(Data excerpts)
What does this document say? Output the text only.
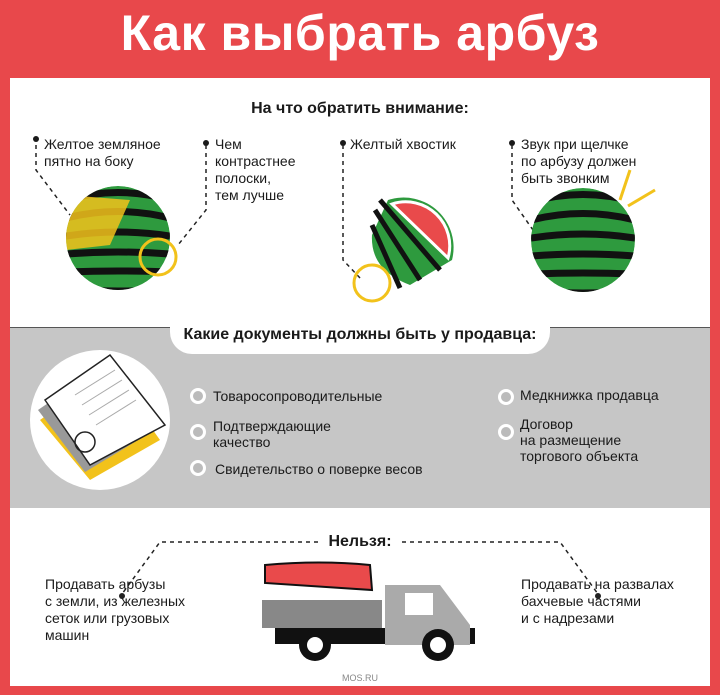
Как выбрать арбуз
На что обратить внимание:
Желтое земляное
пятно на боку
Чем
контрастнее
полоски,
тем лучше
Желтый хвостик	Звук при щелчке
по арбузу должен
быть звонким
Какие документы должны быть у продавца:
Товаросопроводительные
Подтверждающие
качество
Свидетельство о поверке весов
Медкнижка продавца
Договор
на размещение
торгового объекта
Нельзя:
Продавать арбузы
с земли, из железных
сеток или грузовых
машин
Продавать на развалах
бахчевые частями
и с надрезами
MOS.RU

==

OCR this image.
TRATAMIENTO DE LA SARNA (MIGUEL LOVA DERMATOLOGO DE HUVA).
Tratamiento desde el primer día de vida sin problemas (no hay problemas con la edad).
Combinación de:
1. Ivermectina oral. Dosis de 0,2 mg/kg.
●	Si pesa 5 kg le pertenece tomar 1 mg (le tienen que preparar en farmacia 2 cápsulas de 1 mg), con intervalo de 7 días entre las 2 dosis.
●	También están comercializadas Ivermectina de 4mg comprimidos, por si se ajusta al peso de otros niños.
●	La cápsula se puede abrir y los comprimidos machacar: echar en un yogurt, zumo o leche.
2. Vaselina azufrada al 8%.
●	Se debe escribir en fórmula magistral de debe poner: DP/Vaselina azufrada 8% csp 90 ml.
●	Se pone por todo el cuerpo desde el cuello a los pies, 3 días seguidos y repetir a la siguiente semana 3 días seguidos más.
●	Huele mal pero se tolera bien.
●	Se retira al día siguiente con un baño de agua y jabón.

◆ **EXERCISE OBJECTIVE**
Determine how many lines above contain "продавца" as a word or string. Give the number alone.

◆ **IN RESPONSE**
2